TASK DIRECTIONS:
All records are to be retyped faithfully and completely.

'''

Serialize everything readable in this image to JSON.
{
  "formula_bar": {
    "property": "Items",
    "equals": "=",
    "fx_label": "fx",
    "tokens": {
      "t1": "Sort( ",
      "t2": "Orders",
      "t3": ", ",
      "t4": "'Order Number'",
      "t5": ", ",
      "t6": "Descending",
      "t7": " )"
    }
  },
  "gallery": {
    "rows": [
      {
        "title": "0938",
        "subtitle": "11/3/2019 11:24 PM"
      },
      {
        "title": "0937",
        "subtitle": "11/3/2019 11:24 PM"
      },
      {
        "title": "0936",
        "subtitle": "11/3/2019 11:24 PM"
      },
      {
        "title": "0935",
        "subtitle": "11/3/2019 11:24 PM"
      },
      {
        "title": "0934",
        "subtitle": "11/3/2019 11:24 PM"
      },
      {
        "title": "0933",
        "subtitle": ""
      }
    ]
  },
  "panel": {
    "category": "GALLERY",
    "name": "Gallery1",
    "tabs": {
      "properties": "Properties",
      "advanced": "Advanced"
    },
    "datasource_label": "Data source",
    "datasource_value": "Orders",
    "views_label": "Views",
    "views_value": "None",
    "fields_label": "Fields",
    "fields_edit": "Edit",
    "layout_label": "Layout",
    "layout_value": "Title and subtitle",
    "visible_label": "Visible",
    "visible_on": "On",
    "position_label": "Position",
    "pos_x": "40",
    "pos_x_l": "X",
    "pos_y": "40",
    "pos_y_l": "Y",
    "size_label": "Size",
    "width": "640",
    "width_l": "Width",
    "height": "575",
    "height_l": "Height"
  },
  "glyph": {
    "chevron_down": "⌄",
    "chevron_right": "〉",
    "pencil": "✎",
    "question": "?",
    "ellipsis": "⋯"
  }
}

'''

SOLUTION BELOW:
Serialize everything readable in this image to JSON.
{
  "formula_bar": {
    "property": "Items",
    "equals": "=",
    "fx_label": "fx",
    "tokens": {
      "t1": "Sort( ",
      "t2": "Orders",
      "t3": ", ",
      "t4": "'Order Number'",
      "t5": ", ",
      "t6": "Descending",
      "t7": " )"
    }
  },
  "gallery": {
    "rows": [
      {
        "title": "0938",
        "subtitle": "11/3/2019 11:24 PM"
      },
      {
        "title": "0937",
        "subtitle": "11/3/2019 11:24 PM"
      },
      {
        "title": "0936",
        "subtitle": "11/3/2019 11:24 PM"
      },
      {
        "title": "0935",
        "subtitle": "11/3/2019 11:24 PM"
      },
      {
        "title": "0934",
        "subtitle": "11/3/2019 11:24 PM"
      },
      {
        "title": "0933",
        "subtitle": ""
      }
    ]
  },
  "panel": {
    "category": "GALLERY",
    "name": "Gallery1",
    "tabs": {
      "properties": "Properties",
      "advanced": "Advanced"
    },
    "datasource_label": "Data source",
    "datasource_value": "Orders",
    "views_label": "Views",
    "views_value": "None",
    "fields_label": "Fields",
    "fields_edit": "Edit",
    "layout_label": "Layout",
    "layout_value": "Title and subtitle",
    "visible_label": "Visible",
    "visible_on": "On",
    "position_label": "Position",
    "pos_x": "40",
    "pos_x_l": "X",
    "pos_y": "40",
    "pos_y_l": "Y",
    "size_label": "Size",
    "width": "640",
    "width_l": "Width",
    "height": "575",
    "height_l": "Height"
  },
  "glyph": {
    "chevron_down": "⌄",
    "chevron_right": "〉",
    "pencil": "✎",
    "question": "?",
    "ellipsis": "⋯"
  }
}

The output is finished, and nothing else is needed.